■ Instructions for the task ■
Within the records below, find each line that holds the string "What", then copy it.

■ Exercise input ■
• • • •

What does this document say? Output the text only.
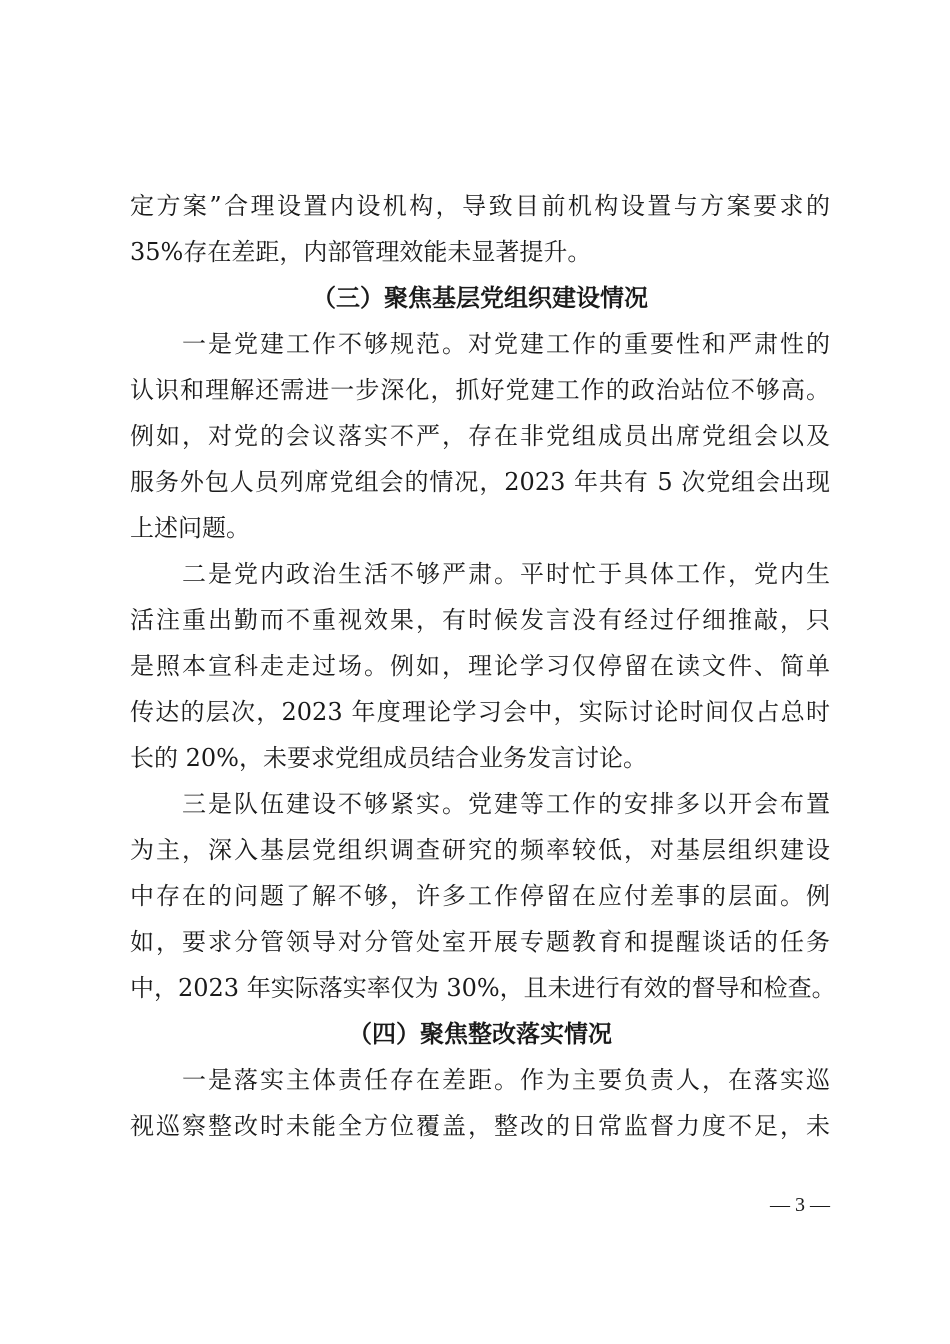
定方案”合理设置内设机构，导致目前机构设置与方案要求的
35%存在差距，内部管理效能未显著提升。
（三）聚焦基层党组织建设情况
　　一是党建工作不够规范。对党建工作的重要性和严肃性的
认识和理解还需进一步深化，抓好党建工作的政治站位不够高。
例如，对党的会议落实不严，存在非党组成员出席党组会以及
服务外包人员列席党组会的情况，2023 年共有 5 次党组会出现
上述问题。
　　二是党内政治生活不够严肃。平时忙于具体工作，党内生
活注重出勤而不重视效果，有时候发言没有经过仔细推敲，只
是照本宣科走走过场。例如，理论学习仅停留在读文件、简单
传达的层次，2023 年度理论学习会中，实际讨论时间仅占总时
长的 20%，未要求党组成员结合业务发言讨论。
　　三是队伍建设不够紧实。党建等工作的安排多以开会布置
为主，深入基层党组织调查研究的频率较低，对基层组织建设
中存在的问题了解不够，许多工作停留在应付差事的层面。例
如，要求分管领导对分管处室开展专题教育和提醒谈话的任务
中，2023 年实际落实率仅为 30%，且未进行有效的督导和检查。
（四）聚焦整改落实情况
　　一是落实主体责任存在差距。作为主要负责人，在落实巡
视巡察整改时未能全方位覆盖，整改的日常监督力度不足，未
— 3 —
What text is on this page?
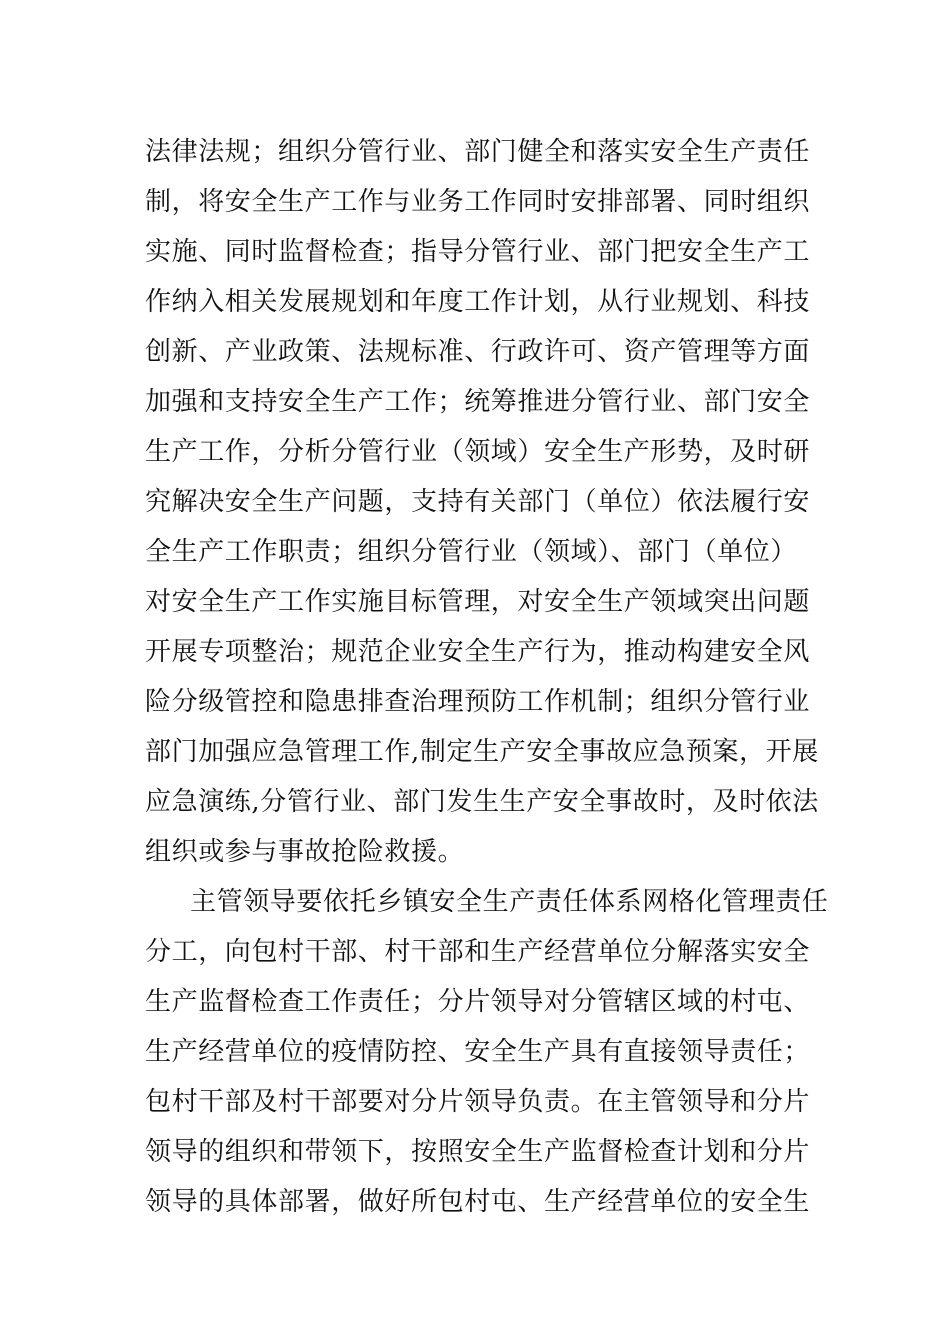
法律法规；组织分管行业、部门健全和落实安全生产责任
制，将安全生产工作与业务工作同时安排部署、同时组织
实施、同时监督检查；指导分管行业、部门把安全生产工
作纳入相关发展规划和年度工作计划，从行业规划、科技
创新、产业政策、法规标准、行政许可、资产管理等方面
加强和支持安全生产工作；统筹推进分管行业、部门安全
生产工作，分析分管行业（领域）安全生产形势，及时研
究解决安全生产问题，支持有关部门（单位）依法履行安
全生产工作职责；组织分管行业（领域）、部门（单位）
对安全生产工作实施目标管理，对安全生产领域突出问题
开展专项整治；规范企业安全生产行为，推动构建安全风
险分级管控和隐患排查治理预防工作机制；组织分管行业
部门加强应急管理工作,制定生产安全事故应急预案，开展
应急演练,分管行业、部门发生生产安全事故时，及时依法
组织或参与事故抢险救援。
主管领导要依托乡镇安全生产责任体系网格化管理责任
分工，向包村干部、村干部和生产经营单位分解落实安全
生产监督检查工作责任；分片领导对分管辖区域的村屯、
生产经营单位的疫情防控、安全生产具有直接领导责任；
包村干部及村干部要对分片领导负责。在主管领导和分片
领导的组织和带领下，按照安全生产监督检查计划和分片
领导的具体部署，做好所包村屯、生产经营单位的安全生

• • • •

■ Exercise answer ■
What does this document say? Output the text only.
What text is on this page?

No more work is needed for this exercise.